• [Ce qu'il faut faire]:
A: Recopiez le passage du texte sur Duban qui commence par "Restauration, création, décoration" et se poursuit jusqu'à "galerie d’Apollon (1849-1852).".
B: D'après le texte sur Duban, quelles salles du Louvre lui doivent des décors restaurés et enrichis ? Donnez-les toutes.

Restauration, création, décoration
En 1832, alors que Louis-Philippe veut doper l’activité économique par une politique de grands travaux, Duban est désigné comme architecte de l’École des beaux-arts. Le chantier s’achève en 1861 ; désormais, la pégagogie des Beaux-Arts à la française rayonnera sur le monde pendant plus de cinquante ans, depuis ces bâtiments conçus comme une leçon d’architecture. En 1839, le voici chargé avec Lassus de la restauration de la Sainte-Chapelle : l’édifice saccagé par la Révolution retrouve une grande partie de sa sculpture et de sa décoration ; puis du château de Blois, qu’il restaure, décore et aménage de 1844 jusqu’à sa mort ; enfin du Louvre, où on lui doit notamment les décors restaurés et enrichis du Salon carré, de la salle des sept cheminées et de la galerie d’Apollon (1849-1852).
S’ajoutent à ces commandes publiques de nombreux travaux pour des particuliers, parmi lesquels on citera le duc de Luyne pour le château de Dampierre (1839-1855) : Duban aura ainsi l’occasion de collaborer avec Ingres, qui y peint L’Âge d’or au rythme lent qu’on lui connaît. Enfin, comme tous les artistes de son temps, Duban s’est intéressé au mobilier : il a participé à la conception de la “toilette” de la duchesse de Parme, un ensemble présenté à Paris en 1991, ainsi qu’au mobilier de toilette de Louise-Marie-Thérèse de France.

• [Matériel de départ]:

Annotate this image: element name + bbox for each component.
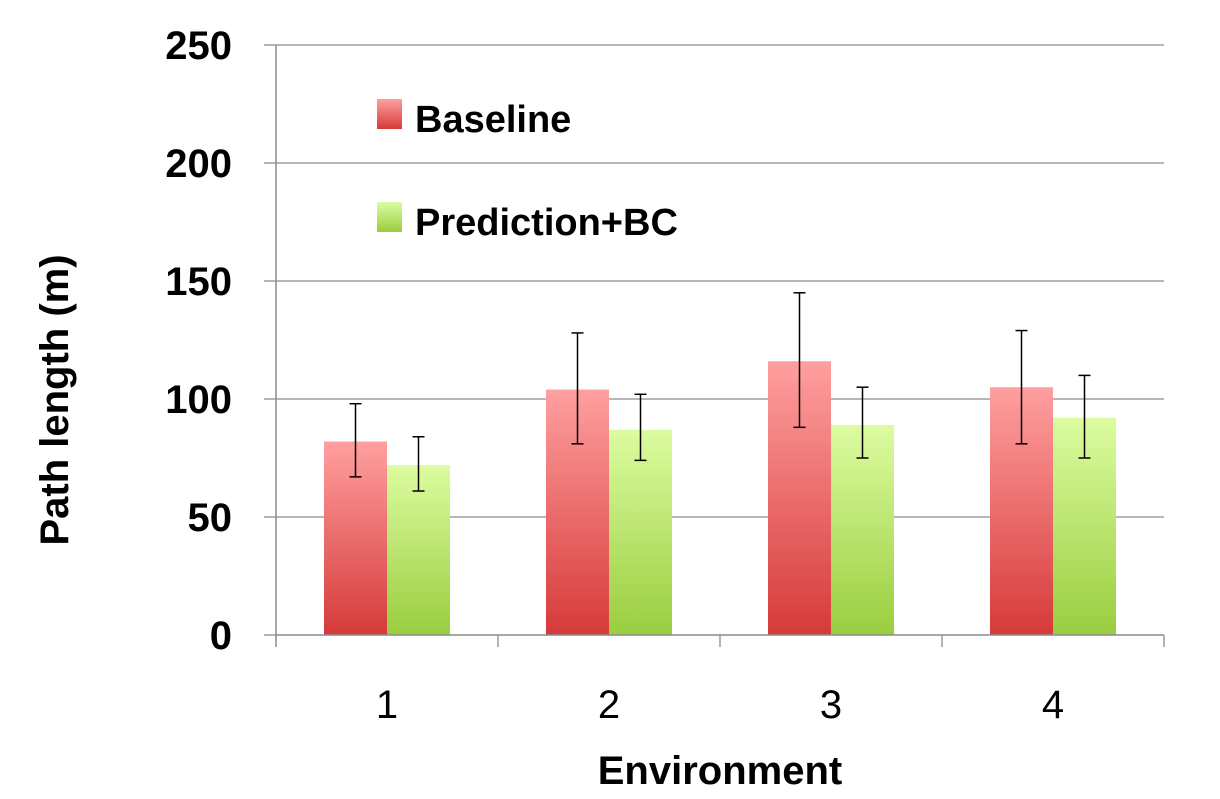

• [Réponses dans l'ordre]:
A:
Restauration, création, décoration
En 1832, alors que Louis-Philippe veut doper l’activité économique par une politique de grands travaux, Duban est désigné comme architecte de l’École des beaux-arts. Le chantier s’achève en 1861 ; désormais, la pégagogie des Beaux-Arts à la française rayonnera sur le monde pendant plus de cinquante ans, depuis ces bâtiments conçus comme une leçon d’architecture. En 1839, le voici chargé avec Lassus de la restauration de la Sainte-Chapelle : l’édifice saccagé par la Révolution retrouve une grande partie de sa sculpture et de sa décoration ; puis du château de Blois, qu’il restaure, décore et aménage de 1844 jusqu’à sa mort ; enfin du Louvre, où on lui doit notamment les décors restaurés et enrichis du Salon carré, de la salle des sept cheminées et de la galerie d’Apollon (1849-1852).

B:
- le Salon carré
- la salle des sept cheminées
- la galerie d'Apollon